• _INSTRUCTIONS TO FOLLOW_:
How many lines in the listing below include the word "JSON"? Answer with the number and nothing else.

= = = = =

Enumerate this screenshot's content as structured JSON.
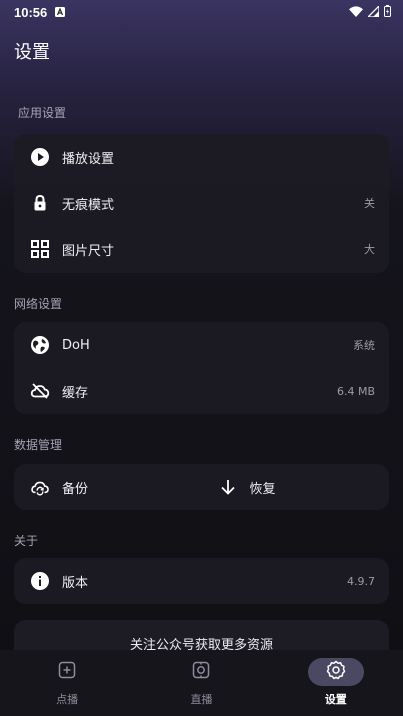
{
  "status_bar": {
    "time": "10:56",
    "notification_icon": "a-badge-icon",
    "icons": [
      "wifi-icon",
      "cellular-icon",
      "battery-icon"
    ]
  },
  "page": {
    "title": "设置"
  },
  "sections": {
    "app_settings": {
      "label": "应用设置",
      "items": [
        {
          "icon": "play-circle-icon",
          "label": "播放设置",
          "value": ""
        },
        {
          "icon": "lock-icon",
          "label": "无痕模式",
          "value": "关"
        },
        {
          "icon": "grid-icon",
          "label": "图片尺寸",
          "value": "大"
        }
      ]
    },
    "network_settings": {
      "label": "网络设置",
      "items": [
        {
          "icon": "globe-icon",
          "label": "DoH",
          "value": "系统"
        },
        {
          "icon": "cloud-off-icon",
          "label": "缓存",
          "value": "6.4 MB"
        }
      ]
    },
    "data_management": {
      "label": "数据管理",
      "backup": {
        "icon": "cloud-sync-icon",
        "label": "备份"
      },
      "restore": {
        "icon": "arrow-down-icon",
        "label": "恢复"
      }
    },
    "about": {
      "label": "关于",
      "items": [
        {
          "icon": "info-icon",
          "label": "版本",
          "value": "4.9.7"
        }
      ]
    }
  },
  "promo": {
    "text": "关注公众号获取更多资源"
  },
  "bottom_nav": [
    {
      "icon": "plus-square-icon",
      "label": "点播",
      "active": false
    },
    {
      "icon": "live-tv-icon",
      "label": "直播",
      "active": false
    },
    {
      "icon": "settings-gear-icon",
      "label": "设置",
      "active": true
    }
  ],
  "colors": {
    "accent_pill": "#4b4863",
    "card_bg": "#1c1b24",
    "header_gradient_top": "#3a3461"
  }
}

= = = = =

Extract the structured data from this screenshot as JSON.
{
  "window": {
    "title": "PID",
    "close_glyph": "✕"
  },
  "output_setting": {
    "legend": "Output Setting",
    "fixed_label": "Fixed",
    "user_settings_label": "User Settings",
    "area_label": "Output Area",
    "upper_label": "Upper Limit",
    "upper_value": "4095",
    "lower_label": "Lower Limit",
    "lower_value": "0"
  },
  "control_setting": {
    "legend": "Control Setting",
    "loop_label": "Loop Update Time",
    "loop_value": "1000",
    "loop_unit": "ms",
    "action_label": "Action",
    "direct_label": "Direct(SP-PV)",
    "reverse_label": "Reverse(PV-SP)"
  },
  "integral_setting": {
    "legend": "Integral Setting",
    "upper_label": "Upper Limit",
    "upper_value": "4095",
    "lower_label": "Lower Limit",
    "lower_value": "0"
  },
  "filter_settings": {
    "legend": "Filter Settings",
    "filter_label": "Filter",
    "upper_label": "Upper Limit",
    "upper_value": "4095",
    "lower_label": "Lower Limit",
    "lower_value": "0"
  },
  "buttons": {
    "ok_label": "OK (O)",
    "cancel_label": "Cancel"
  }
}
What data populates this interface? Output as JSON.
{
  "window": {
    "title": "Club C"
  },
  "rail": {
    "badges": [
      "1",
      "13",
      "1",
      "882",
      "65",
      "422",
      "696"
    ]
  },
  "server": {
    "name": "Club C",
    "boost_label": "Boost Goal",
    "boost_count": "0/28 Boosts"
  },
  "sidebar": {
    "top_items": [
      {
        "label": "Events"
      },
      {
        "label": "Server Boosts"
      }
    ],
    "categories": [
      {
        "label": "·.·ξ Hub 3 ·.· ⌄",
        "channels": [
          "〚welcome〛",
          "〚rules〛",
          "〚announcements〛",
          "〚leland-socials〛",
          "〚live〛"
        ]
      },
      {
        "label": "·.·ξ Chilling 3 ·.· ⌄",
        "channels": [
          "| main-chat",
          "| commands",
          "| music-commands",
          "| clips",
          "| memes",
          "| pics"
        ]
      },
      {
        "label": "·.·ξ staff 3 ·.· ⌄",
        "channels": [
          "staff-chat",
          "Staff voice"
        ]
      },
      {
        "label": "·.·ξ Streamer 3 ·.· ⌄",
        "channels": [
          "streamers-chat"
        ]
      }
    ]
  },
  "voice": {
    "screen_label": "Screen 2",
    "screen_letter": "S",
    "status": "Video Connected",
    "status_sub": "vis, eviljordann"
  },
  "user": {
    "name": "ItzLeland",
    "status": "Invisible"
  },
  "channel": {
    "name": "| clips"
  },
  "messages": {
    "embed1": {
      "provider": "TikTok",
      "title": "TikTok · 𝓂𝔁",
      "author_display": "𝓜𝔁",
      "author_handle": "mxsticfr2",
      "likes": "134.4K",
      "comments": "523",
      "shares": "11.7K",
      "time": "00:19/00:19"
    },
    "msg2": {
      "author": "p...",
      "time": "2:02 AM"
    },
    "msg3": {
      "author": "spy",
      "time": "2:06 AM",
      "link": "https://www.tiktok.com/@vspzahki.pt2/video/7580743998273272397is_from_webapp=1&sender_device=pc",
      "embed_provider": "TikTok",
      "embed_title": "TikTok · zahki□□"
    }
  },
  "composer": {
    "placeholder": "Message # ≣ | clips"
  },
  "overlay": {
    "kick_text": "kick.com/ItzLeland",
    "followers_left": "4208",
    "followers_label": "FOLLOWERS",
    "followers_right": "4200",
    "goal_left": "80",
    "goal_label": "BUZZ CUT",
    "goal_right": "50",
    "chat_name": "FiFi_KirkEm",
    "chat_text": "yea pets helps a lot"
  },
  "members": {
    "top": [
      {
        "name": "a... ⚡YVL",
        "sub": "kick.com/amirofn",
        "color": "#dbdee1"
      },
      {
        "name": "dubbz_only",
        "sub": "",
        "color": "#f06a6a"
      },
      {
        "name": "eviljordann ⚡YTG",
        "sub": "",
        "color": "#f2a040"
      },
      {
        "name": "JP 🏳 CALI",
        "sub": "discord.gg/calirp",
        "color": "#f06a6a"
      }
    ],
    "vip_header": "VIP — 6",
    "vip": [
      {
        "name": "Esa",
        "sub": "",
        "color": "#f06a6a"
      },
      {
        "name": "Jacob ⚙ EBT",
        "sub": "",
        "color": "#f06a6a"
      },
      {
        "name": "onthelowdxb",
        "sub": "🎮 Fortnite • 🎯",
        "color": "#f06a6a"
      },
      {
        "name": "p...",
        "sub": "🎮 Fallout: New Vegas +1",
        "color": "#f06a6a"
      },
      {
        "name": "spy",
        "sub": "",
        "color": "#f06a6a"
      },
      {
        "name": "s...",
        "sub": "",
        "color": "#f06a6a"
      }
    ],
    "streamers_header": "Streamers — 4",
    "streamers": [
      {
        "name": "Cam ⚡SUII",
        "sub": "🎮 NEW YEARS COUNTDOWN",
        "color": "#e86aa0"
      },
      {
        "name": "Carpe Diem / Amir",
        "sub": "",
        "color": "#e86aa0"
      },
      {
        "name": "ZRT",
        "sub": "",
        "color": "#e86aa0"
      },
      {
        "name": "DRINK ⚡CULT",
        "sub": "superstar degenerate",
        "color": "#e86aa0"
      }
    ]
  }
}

= = = = =

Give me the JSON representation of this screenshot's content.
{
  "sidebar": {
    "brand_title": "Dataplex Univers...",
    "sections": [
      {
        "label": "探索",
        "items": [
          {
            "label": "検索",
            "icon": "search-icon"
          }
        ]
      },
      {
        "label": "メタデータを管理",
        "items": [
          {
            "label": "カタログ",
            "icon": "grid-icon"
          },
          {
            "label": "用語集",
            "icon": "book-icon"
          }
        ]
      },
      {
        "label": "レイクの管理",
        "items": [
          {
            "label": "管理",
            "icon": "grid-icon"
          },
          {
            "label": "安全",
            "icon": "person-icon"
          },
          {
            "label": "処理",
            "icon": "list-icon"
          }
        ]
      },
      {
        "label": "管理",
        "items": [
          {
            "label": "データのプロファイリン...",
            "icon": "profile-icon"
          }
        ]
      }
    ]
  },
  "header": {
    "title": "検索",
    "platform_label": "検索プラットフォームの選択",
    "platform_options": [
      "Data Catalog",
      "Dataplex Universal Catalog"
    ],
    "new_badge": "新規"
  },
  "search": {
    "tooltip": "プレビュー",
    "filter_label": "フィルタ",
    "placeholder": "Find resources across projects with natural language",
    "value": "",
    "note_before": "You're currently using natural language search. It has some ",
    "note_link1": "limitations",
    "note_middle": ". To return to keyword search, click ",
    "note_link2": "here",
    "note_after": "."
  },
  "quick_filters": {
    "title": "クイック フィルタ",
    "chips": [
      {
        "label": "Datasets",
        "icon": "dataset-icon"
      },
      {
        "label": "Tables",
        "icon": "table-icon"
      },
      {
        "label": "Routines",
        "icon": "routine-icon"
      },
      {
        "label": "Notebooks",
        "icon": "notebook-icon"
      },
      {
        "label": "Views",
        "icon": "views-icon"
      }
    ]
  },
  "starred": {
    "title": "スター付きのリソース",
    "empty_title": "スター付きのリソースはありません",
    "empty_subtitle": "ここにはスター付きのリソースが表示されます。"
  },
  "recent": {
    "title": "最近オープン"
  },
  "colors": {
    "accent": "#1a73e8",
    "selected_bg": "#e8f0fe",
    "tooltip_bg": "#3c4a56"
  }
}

= = = = =

• _SOLUTION_:
4